• _Work to do_:
Transcribe the entries below exactly; leave every image out.

• _Supplied material_:
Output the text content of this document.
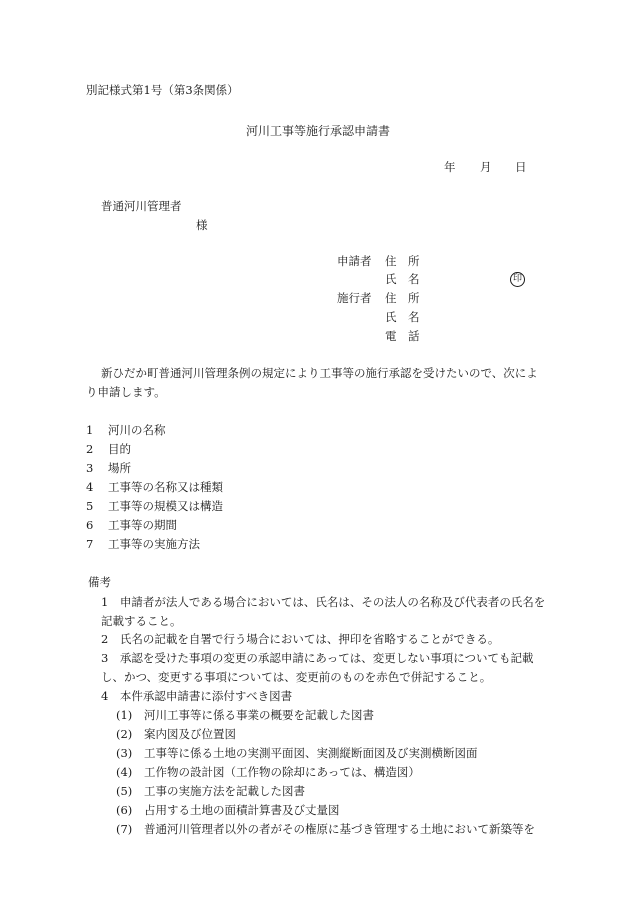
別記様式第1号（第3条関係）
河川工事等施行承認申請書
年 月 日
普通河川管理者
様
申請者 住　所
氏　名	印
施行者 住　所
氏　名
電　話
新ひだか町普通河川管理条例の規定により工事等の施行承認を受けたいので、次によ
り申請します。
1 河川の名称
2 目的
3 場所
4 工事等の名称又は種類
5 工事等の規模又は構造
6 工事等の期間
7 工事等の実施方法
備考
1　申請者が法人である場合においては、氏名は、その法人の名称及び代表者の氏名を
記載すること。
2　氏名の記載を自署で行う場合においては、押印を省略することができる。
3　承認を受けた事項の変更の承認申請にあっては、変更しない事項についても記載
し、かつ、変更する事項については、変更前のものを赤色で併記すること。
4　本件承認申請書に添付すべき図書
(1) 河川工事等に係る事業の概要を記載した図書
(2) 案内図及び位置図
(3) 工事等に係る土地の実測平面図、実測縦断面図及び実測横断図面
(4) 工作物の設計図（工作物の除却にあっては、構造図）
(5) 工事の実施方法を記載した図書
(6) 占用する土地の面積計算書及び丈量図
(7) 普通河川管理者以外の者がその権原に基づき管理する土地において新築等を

• _Response for this exercise_:
Output the text content of this document.
別記様式第1号（第3条関係）
河川工事等施行承認申請書
年 月 日
普通河川管理者
様
申請者 住　所
氏　名	印
施行者 住　所
氏　名
電　話
新ひだか町普通河川管理条例の規定により工事等の施行承認を受けたいので、次によ
り申請します。
1 河川の名称
2 目的
3 場所
4 工事等の名称又は種類
5 工事等の規模又は構造
6 工事等の期間
7 工事等の実施方法
備考
1　申請者が法人である場合においては、氏名は、その法人の名称及び代表者の氏名を
記載すること。
2　氏名の記載を自署で行う場合においては、押印を省略することができる。
3　承認を受けた事項の変更の承認申請にあっては、変更しない事項についても記載
し、かつ、変更する事項については、変更前のものを赤色で併記すること。
4　本件承認申請書に添付すべき図書
(1) 河川工事等に係る事業の概要を記載した図書
(2) 案内図及び位置図
(3) 工事等に係る土地の実測平面図、実測縦断面図及び実測横断図面
(4) 工作物の設計図（工作物の除却にあっては、構造図）
(5) 工事の実施方法を記載した図書
(6) 占用する土地の面積計算書及び丈量図
(7) 普通河川管理者以外の者がその権原に基づき管理する土地において新築等を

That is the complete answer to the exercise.